> [Task statement]: Find each line holding "Москва" and copy it out.

> [Data supplied]:
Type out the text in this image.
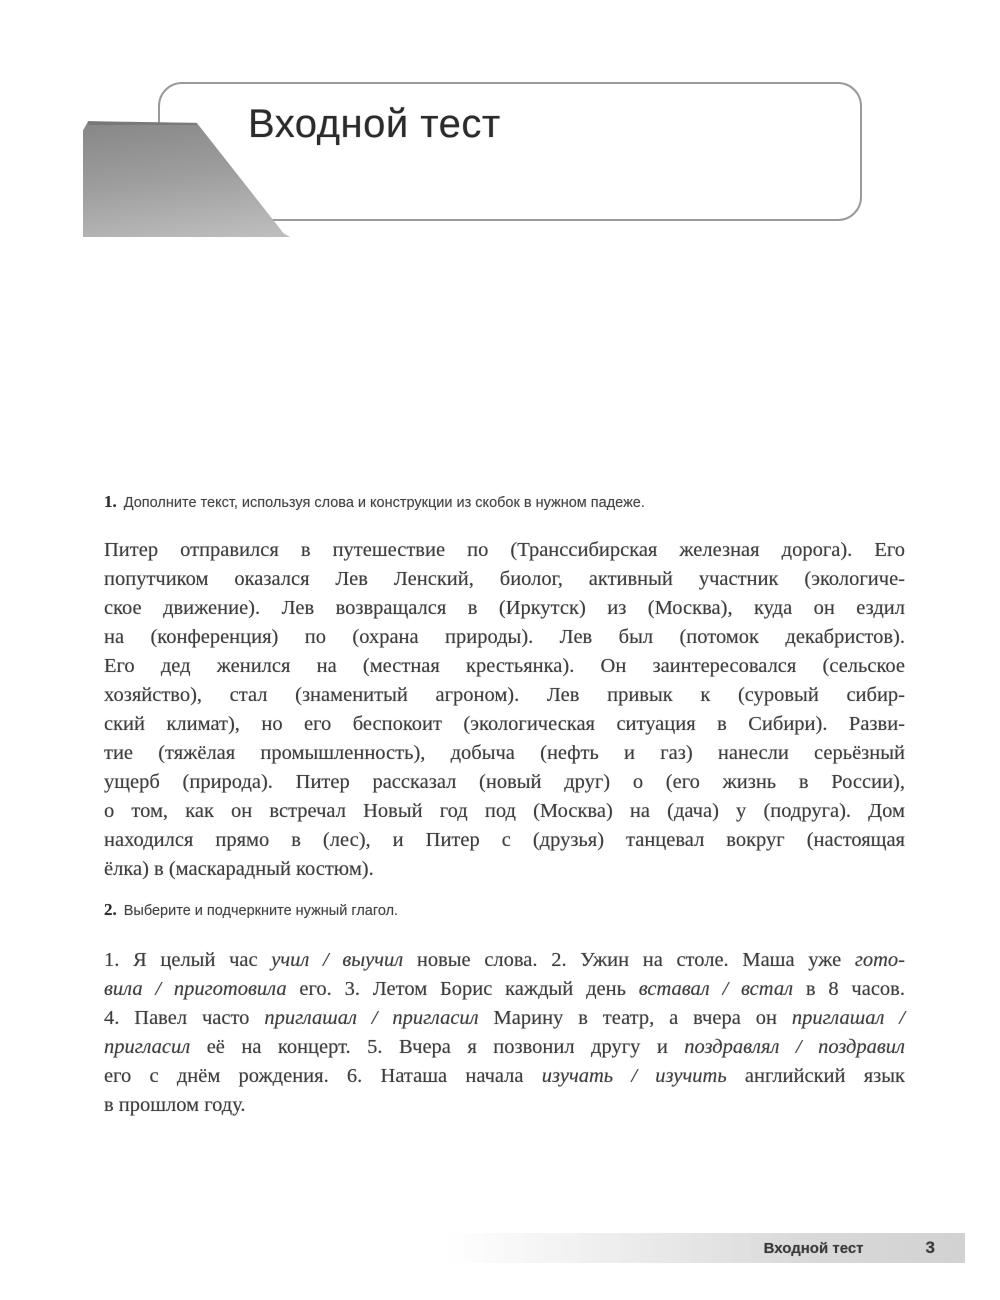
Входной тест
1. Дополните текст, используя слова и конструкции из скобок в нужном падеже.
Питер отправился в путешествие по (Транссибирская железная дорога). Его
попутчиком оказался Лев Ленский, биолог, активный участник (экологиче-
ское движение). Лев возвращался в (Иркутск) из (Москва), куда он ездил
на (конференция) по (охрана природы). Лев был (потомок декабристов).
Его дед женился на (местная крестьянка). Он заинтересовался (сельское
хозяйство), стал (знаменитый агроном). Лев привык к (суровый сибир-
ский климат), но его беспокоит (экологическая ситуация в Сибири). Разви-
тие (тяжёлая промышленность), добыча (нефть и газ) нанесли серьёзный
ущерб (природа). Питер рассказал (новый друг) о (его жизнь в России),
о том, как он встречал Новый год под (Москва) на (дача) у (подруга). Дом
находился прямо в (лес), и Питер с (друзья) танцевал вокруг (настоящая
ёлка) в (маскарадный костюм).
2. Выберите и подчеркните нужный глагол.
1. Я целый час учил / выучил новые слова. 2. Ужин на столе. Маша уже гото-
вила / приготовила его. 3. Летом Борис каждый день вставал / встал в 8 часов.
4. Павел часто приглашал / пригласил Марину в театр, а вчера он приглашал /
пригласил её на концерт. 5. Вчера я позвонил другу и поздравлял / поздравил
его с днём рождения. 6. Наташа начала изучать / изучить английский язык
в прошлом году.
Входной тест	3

--

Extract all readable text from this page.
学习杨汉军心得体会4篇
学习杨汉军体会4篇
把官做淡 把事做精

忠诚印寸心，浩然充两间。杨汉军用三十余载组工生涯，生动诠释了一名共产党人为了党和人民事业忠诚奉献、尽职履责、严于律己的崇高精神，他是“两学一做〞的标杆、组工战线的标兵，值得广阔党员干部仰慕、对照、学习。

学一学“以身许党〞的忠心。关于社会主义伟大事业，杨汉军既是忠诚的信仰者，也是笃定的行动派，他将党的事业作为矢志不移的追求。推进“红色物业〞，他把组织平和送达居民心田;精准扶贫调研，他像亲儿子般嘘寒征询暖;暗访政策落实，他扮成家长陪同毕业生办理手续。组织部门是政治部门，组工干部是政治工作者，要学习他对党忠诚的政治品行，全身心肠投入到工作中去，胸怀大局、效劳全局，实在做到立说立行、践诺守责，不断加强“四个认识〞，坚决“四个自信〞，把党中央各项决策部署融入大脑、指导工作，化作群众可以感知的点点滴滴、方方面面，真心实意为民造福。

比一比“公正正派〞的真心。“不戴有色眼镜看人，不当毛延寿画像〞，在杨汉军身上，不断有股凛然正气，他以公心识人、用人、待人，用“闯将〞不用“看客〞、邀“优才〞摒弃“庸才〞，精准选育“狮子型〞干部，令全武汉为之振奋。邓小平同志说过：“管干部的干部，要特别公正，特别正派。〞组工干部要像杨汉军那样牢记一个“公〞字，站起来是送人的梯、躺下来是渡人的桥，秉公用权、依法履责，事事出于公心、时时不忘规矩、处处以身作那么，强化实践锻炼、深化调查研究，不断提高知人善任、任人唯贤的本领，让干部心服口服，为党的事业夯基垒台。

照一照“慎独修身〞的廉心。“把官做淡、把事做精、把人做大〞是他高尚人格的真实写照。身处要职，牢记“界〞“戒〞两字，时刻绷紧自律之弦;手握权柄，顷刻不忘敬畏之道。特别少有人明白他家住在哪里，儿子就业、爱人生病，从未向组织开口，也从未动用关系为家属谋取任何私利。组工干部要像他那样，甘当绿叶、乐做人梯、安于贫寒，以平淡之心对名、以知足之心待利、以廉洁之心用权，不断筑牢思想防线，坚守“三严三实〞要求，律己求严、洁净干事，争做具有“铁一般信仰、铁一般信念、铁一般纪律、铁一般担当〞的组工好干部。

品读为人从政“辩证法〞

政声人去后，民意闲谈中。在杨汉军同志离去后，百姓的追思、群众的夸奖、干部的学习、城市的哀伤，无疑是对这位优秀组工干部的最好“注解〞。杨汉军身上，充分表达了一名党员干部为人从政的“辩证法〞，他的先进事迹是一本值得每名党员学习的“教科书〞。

> [Written reply]:
ское движение). Лев возвращался в (Иркутск) из (Москва), куда он ездил
о том, как он встречал Новый год под (Москва) на (дача) у (подруга). Дом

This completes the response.